(Aangeleverde tekst):
++++++++

Het Evangelie van Matteüs (4)

Gert van de Weerd • 86 - 2010 • Uitgave: 20
Profetie in het Nieuwe Testament

In deze artikelenreeks richten we ons op het evangelie van Matteüs. We springen van tekst tot tekst en geven een kort commentaar. Leg daarom uw Bijbel naast dit artikel.

In het eerste deel van Matteüs verkondigt Jezus het Messiaanse Rijk: ‘Bekeert u want het koninkrijk der hemelen is nabij gekomen.’ Na Matteüs 11 spreekt Jezus nog maar weinig over dat koninkrijk, want dan is duidelijk geworden dat de Joden Hem verwerpen. Daarmee raakte het Messiaanse Rijk voor lange tijd uit zicht; tot op de huidige dag. Na Matteüs 11 predikt Jezus het evangelie van bekering en genade. Dat is niet gericht tot een volk (Israël), zoals voorheen. Het is bestemd voor individuele gelovigen, die later de Gemeente van Christus vormen.

++++++++

(Vereiste handelingen):
1. Herschrijf in de tekst over het evangelie van Matteüs de alinea die begint met "In het eerste deel van Matteüs" beknopter, met behoud van de belangrijkste feiten.
2. Vertaal de zin "In deze artikelenreeks richten we ons op het evangelie van Matteüs." uit de tekst over het evangelie van Matteüs in het Engels.
3. Verander in de tekst over het evangelie van Matteüs het gedeelte dat begint bij "Het Evangelie van Matteüs (4)" en eindigt bij "van Christus vormen.", waarbij je "artikelenreeks" vervangt door "reeks artikelen".

(Gegevens over elementposities)
++++++++

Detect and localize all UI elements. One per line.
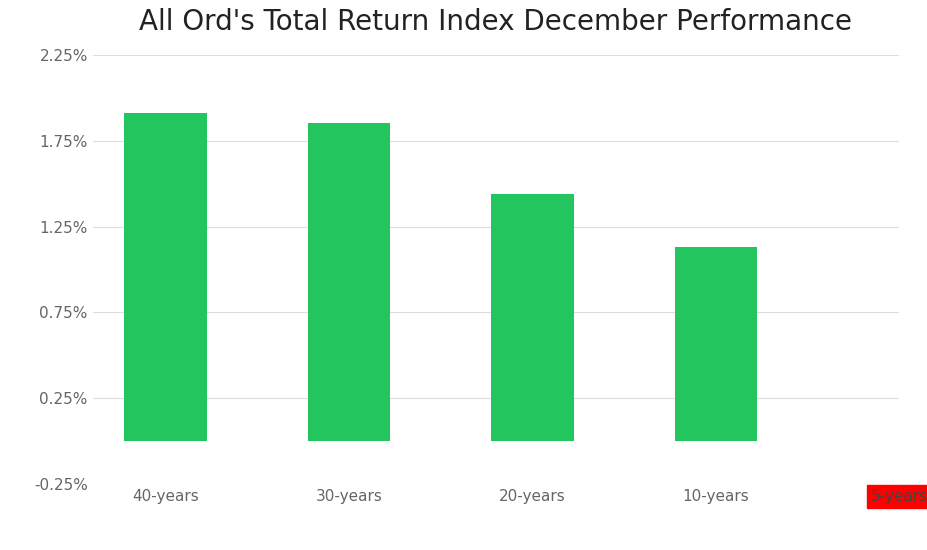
Text: 5-years: 5-years (870, 489, 927, 504)
Bar (308, 123, 390, 441)
Title: All Ord's Total Return Index December Performance: All Ord's Total Return Index December Pe… (139, 8, 853, 36)
Bar (675, 247, 757, 441)
Bar (491, 194, 574, 441)
Bar (124, 113, 207, 441)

++++++++

(Taakresultaten):
1. In het eerste deel van Matteüs verkondigt Jezus het nabije Messiaanse Rijk. Na Matteüs 11 spreekt Hij daar nog maar weinig over, omdat dan duidelijk is dat de Joden Hem verwerpen. Daardoor raakt het Rijk tot op de huidige dag uit zicht. Vanaf dat moment predikt Jezus het evangelie van bekering en genade. Dat is niet meer gericht tot het volk Israël, maar tot individuele gelovigen, die later de Gemeente van Christus vormen.

2. In this series of articles, we focus on the Gospel of Matthew.

3.
Het Evangelie van Matteüs (4)

Gert van de Weerd • 86 - 2010 • Uitgave: 20
Profetie in het Nieuwe Testament

In deze reeks artikelen richten we ons op het evangelie van Matteüs. We springen van tekst tot tekst en geven een kort commentaar. Leg daarom uw Bijbel naast dit artikel.

In het eerste deel van Matteüs verkondigt Jezus het Messiaanse Rijk: ‘Bekeert u want het koninkrijk der hemelen is nabij gekomen.’ Na Matteüs 11 spreekt Jezus nog maar weinig over dat koninkrijk, want dan is duidelijk geworden dat de Joden Hem verwerpen. Daarmee raakte het Messiaanse Rijk voor lange tijd uit zicht; tot op de huidige dag. Na Matteüs 11 predikt Jezus het evangelie van bekering en genade. Dat is niet gericht tot een volk (Israël), zoals voorheen. Het is bestemd voor individuele gelovigen, die later de Gemeente van Christus vormen.